Check each line of the data for "голоси" and select those that have it.

<<<<

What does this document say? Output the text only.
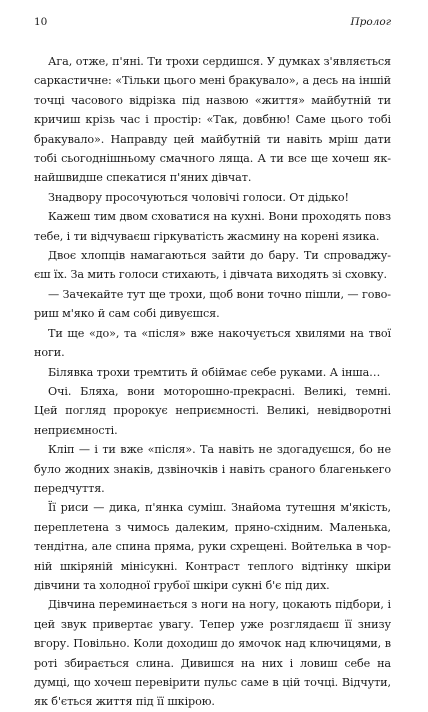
10	Пролог

Ага, отже, п'яні. Ти трохи сердишся. У думках з'являється саркастичне: «Тільки цього мені бракувало», а десь на іншій точці часового відрізка під назвою «життя» майбутній ти кричиш крізь час і простір: «Так, довбню! Саме цього тобі бракувало». Направду цей майбутній ти навіть мріш дати тобі сьогоднішньому смачного ляща. А ти все ще хочеш якнайшвидше спекатися п'яних дівчат.

Знадвору просочуються чоловічі голоси. От дідько!

Кажеш тим двом сховатися на кухні. Вони проходять повз тебе, і ти відчуваєш гіркуватість жасмину на корені язика.

Двоє хлопців намагаються зайти до бару. Ти спроваджуєш їх. За мить голоси стихають, і дівчата виходять зі сховку.

— Зачекайте тут ще трохи, щоб вони точно пішли, — говориш м'яко й сам собі дивуєшся.

Ти ще «до», та «після» вже накочується хвилями на твої ноги.

Білявка трохи тремтить й обіймає себе руками. А інша…

Очі. Бляха, вони моторошно-прекрасні. Великі, темні. Цей погляд пророкує неприємності. Великі, невідворотні неприємності.

Кліп — і ти вже «після». Та навіть не здогадуєшся, бо не було жодних знаків, дзвіночків і навіть сраного благенькего передчуття.

Її риси — дика, п'янка суміш. Знайома тутешня м'якість, переплетена з чимось далеким, пряно-східним. Маленька, тендітна, але спина пряма, руки схрещені. Войтелька в чорній шкіряній мінісукні. Контраст теплого відтінку шкіри дівчини та холодної грубої шкіри сукні б'є під дих.

Дівчина переминається з ноги на ногу, цокають підбори, і цей звук привертає увагу. Тепер уже розглядаєш її знизу вгору. Повільно. Коли доходиш до ямочок над ключицями, в роті збирається слина. Дивишся на них і ловиш себе на думці, що хочеш перевірити пульс саме в цій точці. Відчути, як б'ється життя під її шкірою.
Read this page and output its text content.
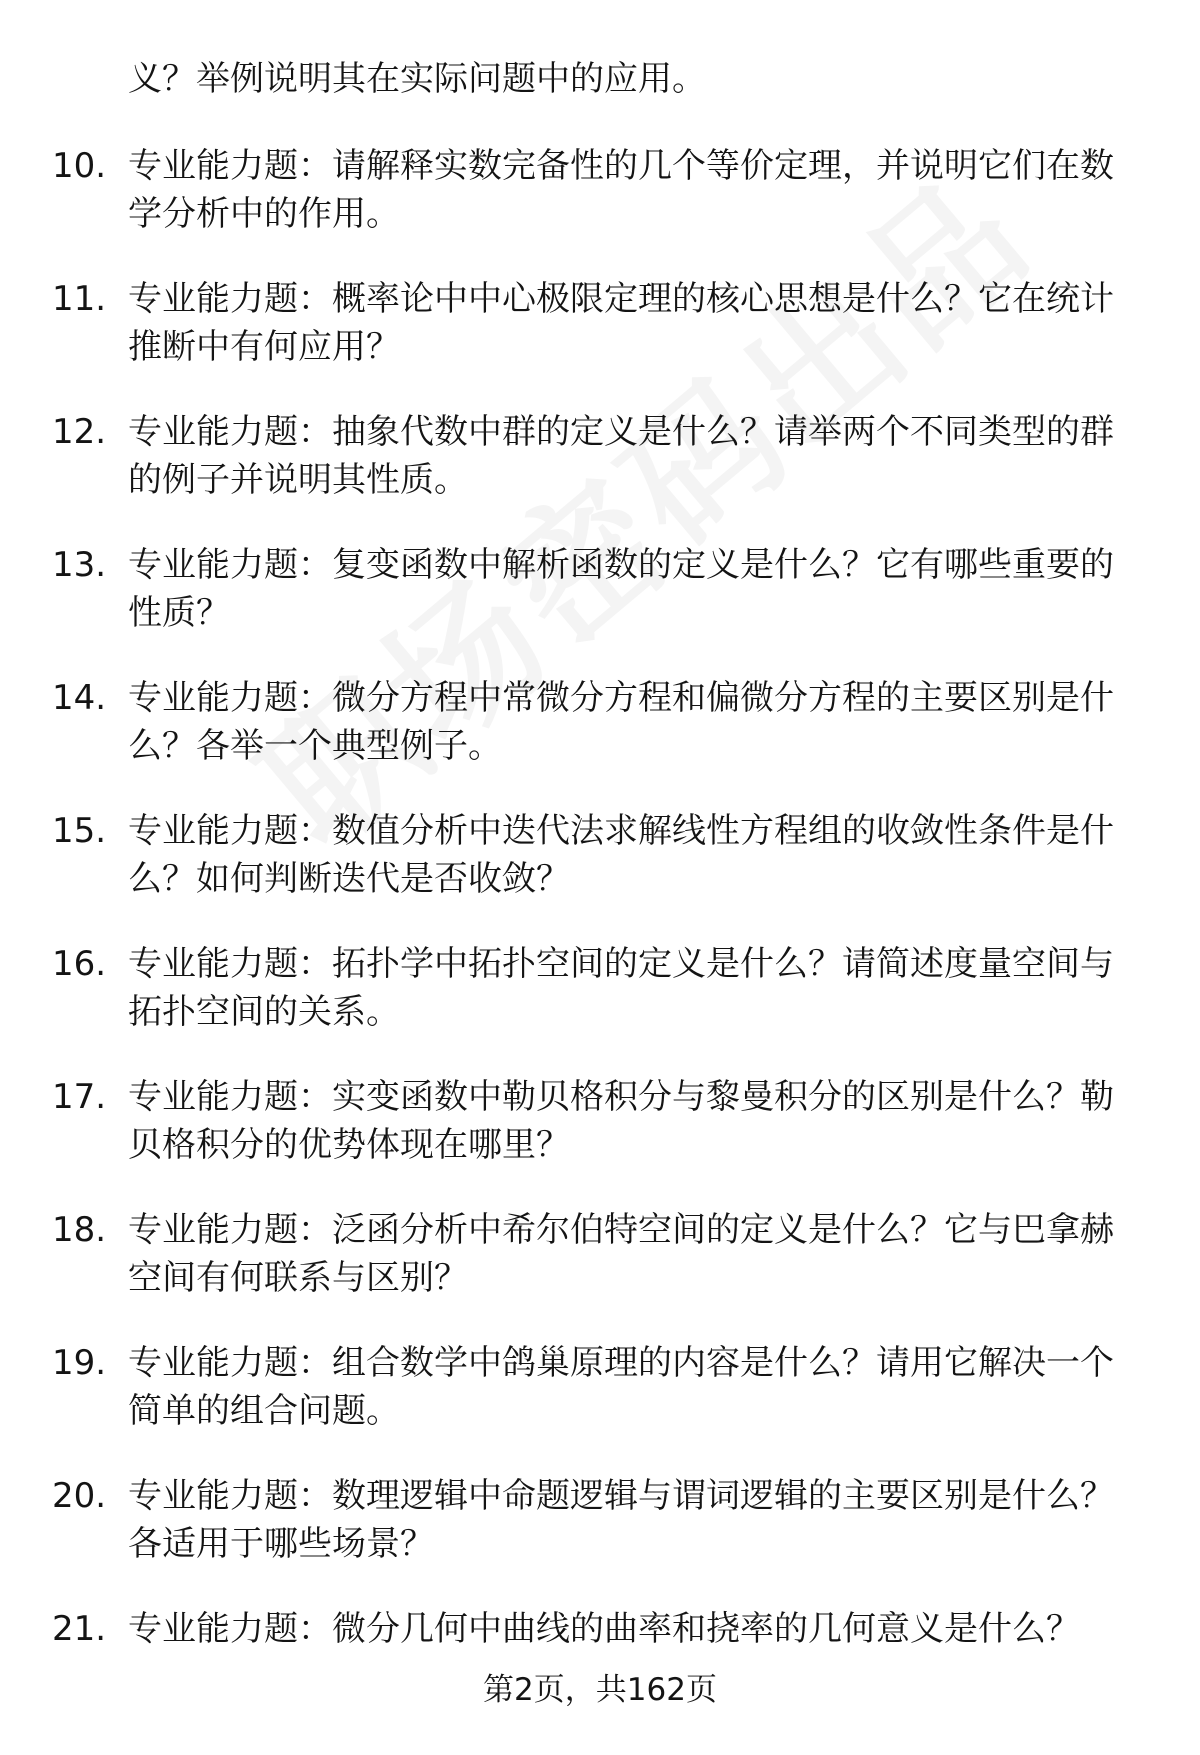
义？举例说明其在实际问题中的应用。
10. 专业能力题：请解释实数完备性的几个等价定理，并说明它们在数学分析中的作用。
11. 专业能力题：概率论中中心极限定理的核心思想是什么？它在统计推断中有何应用？
12. 专业能力题：抽象代数中群的定义是什么？请举两个不同类型的群的例子并说明其性质。
13. 专业能力题：复变函数中解析函数的定义是什么？它有哪些重要的性质？
14. 专业能力题：微分方程中常微分方程和偏微分方程的主要区别是什么？各举一个典型例子。
15. 专业能力题：数值分析中迭代法求解线性方程组的收敛性条件是什么？如何判断迭代是否收敛？
16. 专业能力题：拓扑学中拓扑空间的定义是什么？请简述度量空间与拓扑空间的关系。
17. 专业能力题：实变函数中勒贝格积分与黎曼积分的区别是什么？勒贝格积分的优势体现在哪里？
18. 专业能力题：泛函分析中希尔伯特空间的定义是什么？它与巴拿赫空间有何联系与区别？
19. 专业能力题：组合数学中鸽巢原理的内容是什么？请用它解决一个简单的组合问题。
20. 专业能力题：数理逻辑中命题逻辑与谓词逻辑的主要区别是什么？各适用于哪些场景？
21. 专业能力题：微分几何中曲线的曲率和挠率的几何意义是什么？
第2页，共162页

>>>>

◆ Written response:
Знадвору просочуються чоловічі голоси. От дідько!
Двоє хлопців намагаються зайти до бару. Ти спроваджуєш їх. За мить голоси стихають, і дівчата виходять зі сховку.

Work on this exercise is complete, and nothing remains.